**Excerpts from a dataset**:
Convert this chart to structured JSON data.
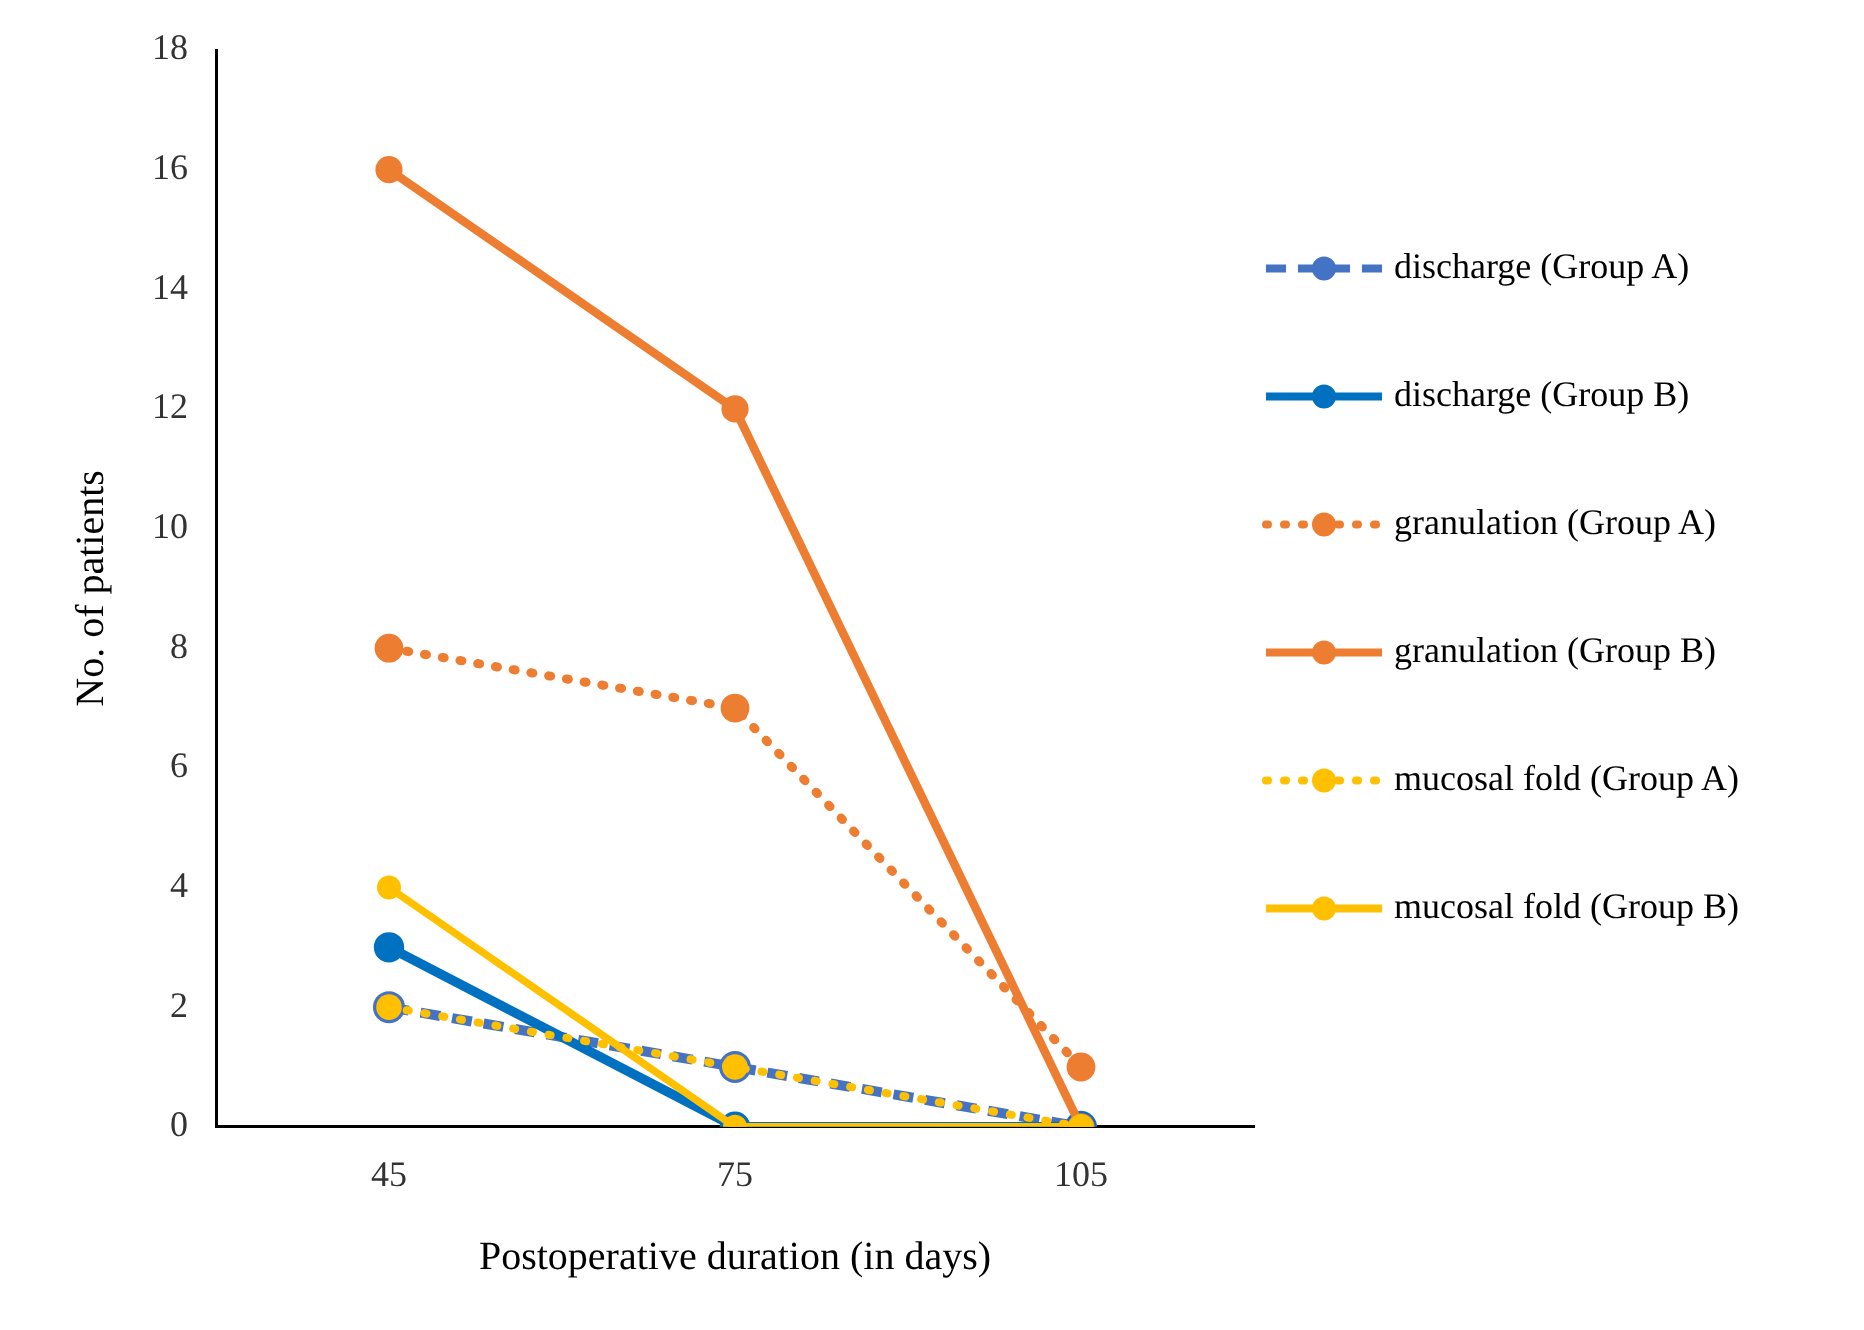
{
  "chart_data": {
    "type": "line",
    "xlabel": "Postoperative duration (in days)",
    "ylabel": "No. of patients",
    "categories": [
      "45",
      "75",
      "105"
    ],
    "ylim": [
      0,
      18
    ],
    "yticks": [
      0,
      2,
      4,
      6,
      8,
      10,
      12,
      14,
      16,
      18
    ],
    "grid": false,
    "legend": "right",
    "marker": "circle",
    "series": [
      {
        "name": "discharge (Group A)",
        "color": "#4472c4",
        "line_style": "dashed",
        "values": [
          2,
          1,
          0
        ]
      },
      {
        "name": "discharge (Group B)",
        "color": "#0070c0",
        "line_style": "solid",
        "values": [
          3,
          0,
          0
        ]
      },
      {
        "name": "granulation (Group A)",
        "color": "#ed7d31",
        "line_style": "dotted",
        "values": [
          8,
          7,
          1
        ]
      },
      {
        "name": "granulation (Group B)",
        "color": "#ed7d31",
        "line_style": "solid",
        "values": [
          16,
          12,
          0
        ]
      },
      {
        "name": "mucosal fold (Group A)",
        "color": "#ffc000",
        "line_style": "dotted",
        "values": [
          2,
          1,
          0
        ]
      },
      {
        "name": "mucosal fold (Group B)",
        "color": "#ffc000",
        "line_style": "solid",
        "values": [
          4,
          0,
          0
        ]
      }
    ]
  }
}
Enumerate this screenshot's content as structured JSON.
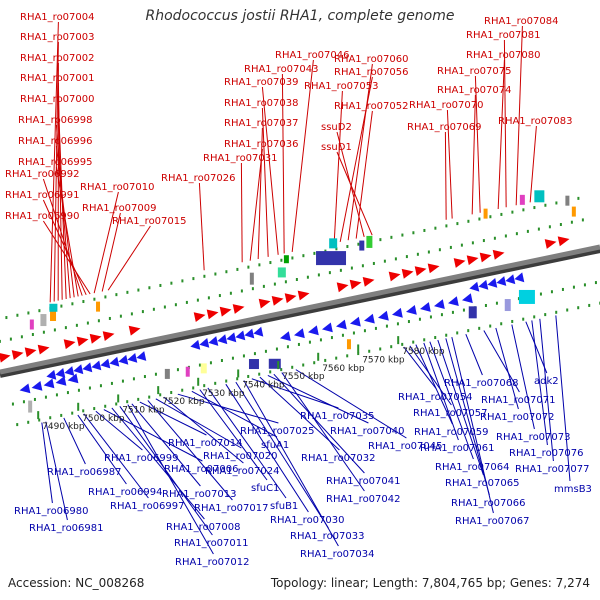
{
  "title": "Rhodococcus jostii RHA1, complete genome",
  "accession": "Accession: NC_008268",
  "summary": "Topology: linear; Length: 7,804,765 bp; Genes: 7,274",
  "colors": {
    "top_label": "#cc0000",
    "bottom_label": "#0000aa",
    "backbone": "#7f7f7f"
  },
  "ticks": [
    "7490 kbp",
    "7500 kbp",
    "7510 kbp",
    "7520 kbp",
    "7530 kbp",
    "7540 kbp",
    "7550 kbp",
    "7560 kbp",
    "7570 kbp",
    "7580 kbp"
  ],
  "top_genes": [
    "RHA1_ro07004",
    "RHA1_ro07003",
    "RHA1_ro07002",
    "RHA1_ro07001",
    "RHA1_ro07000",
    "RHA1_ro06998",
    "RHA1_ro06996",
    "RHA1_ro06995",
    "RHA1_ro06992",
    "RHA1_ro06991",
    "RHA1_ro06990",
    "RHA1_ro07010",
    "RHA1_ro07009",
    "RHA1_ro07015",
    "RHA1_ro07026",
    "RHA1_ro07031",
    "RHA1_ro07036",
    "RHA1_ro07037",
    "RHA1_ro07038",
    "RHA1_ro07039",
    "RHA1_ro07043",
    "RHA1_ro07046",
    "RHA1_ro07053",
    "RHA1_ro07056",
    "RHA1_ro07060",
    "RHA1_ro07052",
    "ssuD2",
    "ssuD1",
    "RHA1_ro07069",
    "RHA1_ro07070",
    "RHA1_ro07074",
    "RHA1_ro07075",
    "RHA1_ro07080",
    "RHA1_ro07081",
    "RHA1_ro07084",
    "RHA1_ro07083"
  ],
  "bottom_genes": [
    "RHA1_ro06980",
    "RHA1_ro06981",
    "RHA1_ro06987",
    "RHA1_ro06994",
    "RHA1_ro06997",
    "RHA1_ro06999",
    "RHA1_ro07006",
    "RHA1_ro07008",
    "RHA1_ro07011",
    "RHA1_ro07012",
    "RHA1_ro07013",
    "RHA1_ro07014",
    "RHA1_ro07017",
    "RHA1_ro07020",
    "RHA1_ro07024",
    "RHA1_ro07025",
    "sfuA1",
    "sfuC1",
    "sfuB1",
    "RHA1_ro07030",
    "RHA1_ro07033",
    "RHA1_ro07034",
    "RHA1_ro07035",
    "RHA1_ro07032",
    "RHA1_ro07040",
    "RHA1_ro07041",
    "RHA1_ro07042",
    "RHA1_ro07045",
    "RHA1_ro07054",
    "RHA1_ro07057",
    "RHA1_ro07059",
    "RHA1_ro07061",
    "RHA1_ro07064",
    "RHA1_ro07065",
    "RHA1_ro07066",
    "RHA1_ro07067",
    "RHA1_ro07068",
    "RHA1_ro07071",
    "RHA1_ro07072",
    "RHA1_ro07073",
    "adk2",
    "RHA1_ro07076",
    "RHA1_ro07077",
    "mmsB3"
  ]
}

**ACTION ITEM**: Every line above should be reproduced exactly, please, with no pictures included.

**RESULT FOR THIS TASK**:
Convert this chart to structured JSON data.
{
  "chart_data": {
    "type": "line",
    "xlabel": "Postoperative duration (in days)",
    "ylabel": "No. of patients",
    "categories": [
      "45",
      "75",
      "105"
    ],
    "ylim": [
      0,
      18
    ],
    "yticks": [
      0,
      2,
      4,
      6,
      8,
      10,
      12,
      14,
      16,
      18
    ],
    "grid": false,
    "legend": "right",
    "marker": "circle",
    "series": [
      {
        "name": "discharge (Group A)",
        "color": "#4472c4",
        "line_style": "dashed",
        "values": [
          2,
          1,
          0
        ]
      },
      {
        "name": "discharge (Group B)",
        "color": "#0070c0",
        "line_style": "solid",
        "values": [
          3,
          0,
          0
        ]
      },
      {
        "name": "granulation (Group A)",
        "color": "#ed7d31",
        "line_style": "dotted",
        "values": [
          8,
          7,
          1
        ]
      },
      {
        "name": "granulation (Group B)",
        "color": "#ed7d31",
        "line_style": "solid",
        "values": [
          16,
          12,
          0
        ]
      },
      {
        "name": "mucosal fold (Group A)",
        "color": "#ffc000",
        "line_style": "dotted",
        "values": [
          2,
          1,
          0
        ]
      },
      {
        "name": "mucosal fold (Group B)",
        "color": "#ffc000",
        "line_style": "solid",
        "values": [
          4,
          0,
          0
        ]
      }
    ]
  }
}
Enumerate this screenshot's content as structured JSON.
{
  "title": "Rhodococcus jostii RHA1, complete genome",
  "accession": "Accession: NC_008268",
  "summary": "Topology: linear; Length: 7,804,765 bp; Genes: 7,274",
  "colors": {
    "top_label": "#cc0000",
    "bottom_label": "#0000aa",
    "backbone": "#7f7f7f"
  },
  "ticks": [
    "7490 kbp",
    "7500 kbp",
    "7510 kbp",
    "7520 kbp",
    "7530 kbp",
    "7540 kbp",
    "7550 kbp",
    "7560 kbp",
    "7570 kbp",
    "7580 kbp"
  ],
  "top_genes": [
    "RHA1_ro07004",
    "RHA1_ro07003",
    "RHA1_ro07002",
    "RHA1_ro07001",
    "RHA1_ro07000",
    "RHA1_ro06998",
    "RHA1_ro06996",
    "RHA1_ro06995",
    "RHA1_ro06992",
    "RHA1_ro06991",
    "RHA1_ro06990",
    "RHA1_ro07010",
    "RHA1_ro07009",
    "RHA1_ro07015",
    "RHA1_ro07026",
    "RHA1_ro07031",
    "RHA1_ro07036",
    "RHA1_ro07037",
    "RHA1_ro07038",
    "RHA1_ro07039",
    "RHA1_ro07043",
    "RHA1_ro07046",
    "RHA1_ro07053",
    "RHA1_ro07056",
    "RHA1_ro07060",
    "RHA1_ro07052",
    "ssuD2",
    "ssuD1",
    "RHA1_ro07069",
    "RHA1_ro07070",
    "RHA1_ro07074",
    "RHA1_ro07075",
    "RHA1_ro07080",
    "RHA1_ro07081",
    "RHA1_ro07084",
    "RHA1_ro07083"
  ],
  "bottom_genes": [
    "RHA1_ro06980",
    "RHA1_ro06981",
    "RHA1_ro06987",
    "RHA1_ro06994",
    "RHA1_ro06997",
    "RHA1_ro06999",
    "RHA1_ro07006",
    "RHA1_ro07008",
    "RHA1_ro07011",
    "RHA1_ro07012",
    "RHA1_ro07013",
    "RHA1_ro07014",
    "RHA1_ro07017",
    "RHA1_ro07020",
    "RHA1_ro07024",
    "RHA1_ro07025",
    "sfuA1",
    "sfuC1",
    "sfuB1",
    "RHA1_ro07030",
    "RHA1_ro07033",
    "RHA1_ro07034",
    "RHA1_ro07035",
    "RHA1_ro07032",
    "RHA1_ro07040",
    "RHA1_ro07041",
    "RHA1_ro07042",
    "RHA1_ro07045",
    "RHA1_ro07054",
    "RHA1_ro07057",
    "RHA1_ro07059",
    "RHA1_ro07061",
    "RHA1_ro07064",
    "RHA1_ro07065",
    "RHA1_ro07066",
    "RHA1_ro07067",
    "RHA1_ro07068",
    "RHA1_ro07071",
    "RHA1_ro07072",
    "RHA1_ro07073",
    "adk2",
    "RHA1_ro07076",
    "RHA1_ro07077",
    "mmsB3"
  ]
}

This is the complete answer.